> _TASK INSTRUCTIONS_
Select each line where the word "this" appears.

> _SOURCE MATERIAL_

+++++

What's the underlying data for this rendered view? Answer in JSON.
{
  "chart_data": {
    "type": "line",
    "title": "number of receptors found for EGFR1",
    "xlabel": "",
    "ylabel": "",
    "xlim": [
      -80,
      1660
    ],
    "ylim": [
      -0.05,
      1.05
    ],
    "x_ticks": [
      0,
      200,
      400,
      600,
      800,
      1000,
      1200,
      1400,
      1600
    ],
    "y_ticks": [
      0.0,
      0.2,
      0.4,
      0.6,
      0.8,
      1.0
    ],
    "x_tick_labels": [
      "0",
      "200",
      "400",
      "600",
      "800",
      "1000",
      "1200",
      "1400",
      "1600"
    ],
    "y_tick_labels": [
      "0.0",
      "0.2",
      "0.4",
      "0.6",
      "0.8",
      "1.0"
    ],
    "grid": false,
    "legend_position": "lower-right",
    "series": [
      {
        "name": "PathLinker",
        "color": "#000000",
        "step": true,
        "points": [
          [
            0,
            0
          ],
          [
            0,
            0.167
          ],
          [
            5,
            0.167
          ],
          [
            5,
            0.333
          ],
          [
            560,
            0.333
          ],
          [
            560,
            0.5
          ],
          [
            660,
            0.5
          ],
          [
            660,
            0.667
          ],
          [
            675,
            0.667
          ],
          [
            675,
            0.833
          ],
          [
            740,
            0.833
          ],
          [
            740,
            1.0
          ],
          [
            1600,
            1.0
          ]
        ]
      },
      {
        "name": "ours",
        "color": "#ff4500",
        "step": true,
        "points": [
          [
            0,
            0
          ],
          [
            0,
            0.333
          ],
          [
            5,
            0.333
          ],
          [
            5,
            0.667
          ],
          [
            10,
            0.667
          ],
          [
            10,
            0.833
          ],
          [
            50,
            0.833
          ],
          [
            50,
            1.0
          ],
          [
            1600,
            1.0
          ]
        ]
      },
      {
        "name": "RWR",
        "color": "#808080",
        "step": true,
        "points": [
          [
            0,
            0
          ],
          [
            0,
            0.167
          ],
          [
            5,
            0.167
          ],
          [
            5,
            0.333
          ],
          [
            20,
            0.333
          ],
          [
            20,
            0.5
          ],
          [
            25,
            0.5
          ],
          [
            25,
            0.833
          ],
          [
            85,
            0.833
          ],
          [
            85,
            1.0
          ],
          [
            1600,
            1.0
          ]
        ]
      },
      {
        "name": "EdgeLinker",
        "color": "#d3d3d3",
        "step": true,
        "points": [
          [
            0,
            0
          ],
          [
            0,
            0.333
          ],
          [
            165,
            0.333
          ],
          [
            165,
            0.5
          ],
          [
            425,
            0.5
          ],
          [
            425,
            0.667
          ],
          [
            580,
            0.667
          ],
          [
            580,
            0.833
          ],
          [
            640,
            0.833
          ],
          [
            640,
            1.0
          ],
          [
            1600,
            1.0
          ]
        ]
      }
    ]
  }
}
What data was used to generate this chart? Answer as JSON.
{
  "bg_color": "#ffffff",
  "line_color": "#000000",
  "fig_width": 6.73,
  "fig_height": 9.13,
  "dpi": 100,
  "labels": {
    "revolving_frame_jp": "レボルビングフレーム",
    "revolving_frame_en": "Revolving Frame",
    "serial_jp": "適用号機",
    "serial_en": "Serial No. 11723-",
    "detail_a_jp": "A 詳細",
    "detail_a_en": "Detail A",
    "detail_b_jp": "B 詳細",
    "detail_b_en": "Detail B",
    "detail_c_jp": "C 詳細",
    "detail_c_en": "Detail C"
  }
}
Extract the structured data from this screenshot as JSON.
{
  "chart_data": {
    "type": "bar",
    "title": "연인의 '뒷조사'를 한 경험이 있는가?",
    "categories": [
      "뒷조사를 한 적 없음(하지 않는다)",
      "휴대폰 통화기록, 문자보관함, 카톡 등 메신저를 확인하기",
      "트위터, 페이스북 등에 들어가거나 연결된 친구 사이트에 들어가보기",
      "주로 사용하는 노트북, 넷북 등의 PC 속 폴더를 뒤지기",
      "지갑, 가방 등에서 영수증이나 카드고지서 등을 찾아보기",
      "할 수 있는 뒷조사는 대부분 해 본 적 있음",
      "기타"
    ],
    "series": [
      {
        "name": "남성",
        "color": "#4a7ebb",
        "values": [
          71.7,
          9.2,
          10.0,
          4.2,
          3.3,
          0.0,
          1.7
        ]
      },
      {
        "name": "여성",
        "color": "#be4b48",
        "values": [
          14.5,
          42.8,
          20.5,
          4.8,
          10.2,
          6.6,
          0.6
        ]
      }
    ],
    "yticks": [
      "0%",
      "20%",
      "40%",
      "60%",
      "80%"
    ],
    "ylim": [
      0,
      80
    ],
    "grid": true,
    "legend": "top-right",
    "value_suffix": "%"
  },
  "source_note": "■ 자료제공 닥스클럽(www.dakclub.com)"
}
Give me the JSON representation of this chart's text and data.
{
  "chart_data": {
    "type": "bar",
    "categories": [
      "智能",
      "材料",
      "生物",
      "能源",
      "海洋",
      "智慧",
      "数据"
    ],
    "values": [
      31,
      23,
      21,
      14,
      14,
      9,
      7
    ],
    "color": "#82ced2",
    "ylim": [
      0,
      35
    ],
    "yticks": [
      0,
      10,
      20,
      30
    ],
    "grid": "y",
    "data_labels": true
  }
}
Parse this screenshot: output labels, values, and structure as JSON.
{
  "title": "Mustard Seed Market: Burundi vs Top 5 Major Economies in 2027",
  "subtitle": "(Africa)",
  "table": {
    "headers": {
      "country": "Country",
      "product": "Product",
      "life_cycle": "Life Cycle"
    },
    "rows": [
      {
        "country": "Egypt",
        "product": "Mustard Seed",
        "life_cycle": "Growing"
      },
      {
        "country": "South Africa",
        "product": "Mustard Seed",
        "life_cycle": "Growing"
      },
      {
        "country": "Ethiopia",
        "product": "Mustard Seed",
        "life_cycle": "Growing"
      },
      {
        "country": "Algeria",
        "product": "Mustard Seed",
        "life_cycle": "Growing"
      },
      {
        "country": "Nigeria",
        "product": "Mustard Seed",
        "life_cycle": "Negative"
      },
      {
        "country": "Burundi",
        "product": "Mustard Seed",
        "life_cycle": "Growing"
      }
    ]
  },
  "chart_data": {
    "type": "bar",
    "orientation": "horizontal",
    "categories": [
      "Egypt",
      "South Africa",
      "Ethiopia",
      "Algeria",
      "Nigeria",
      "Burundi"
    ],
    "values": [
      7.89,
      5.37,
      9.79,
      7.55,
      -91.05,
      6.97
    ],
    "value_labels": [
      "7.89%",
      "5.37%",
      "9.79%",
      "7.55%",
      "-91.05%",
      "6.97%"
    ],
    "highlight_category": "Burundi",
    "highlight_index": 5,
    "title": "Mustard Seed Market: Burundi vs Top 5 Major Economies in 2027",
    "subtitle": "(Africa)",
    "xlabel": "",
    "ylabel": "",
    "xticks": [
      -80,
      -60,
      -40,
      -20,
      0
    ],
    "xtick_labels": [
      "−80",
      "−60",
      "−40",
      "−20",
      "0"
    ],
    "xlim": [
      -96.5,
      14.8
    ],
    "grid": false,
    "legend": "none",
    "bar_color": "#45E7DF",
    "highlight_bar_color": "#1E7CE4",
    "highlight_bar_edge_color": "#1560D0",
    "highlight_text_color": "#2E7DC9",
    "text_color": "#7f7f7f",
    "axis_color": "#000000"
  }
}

+++++

> _CORRECT ANSWER_
What's the underlying data for this rendered view? Answer in JSON.
What data was used to generate this chart? Answer as JSON.
Extract the structured data from this screenshot as JSON.
Give me the JSON representation of this chart's text and data.
Parse this screenshot: output labels, values, and structure as JSON.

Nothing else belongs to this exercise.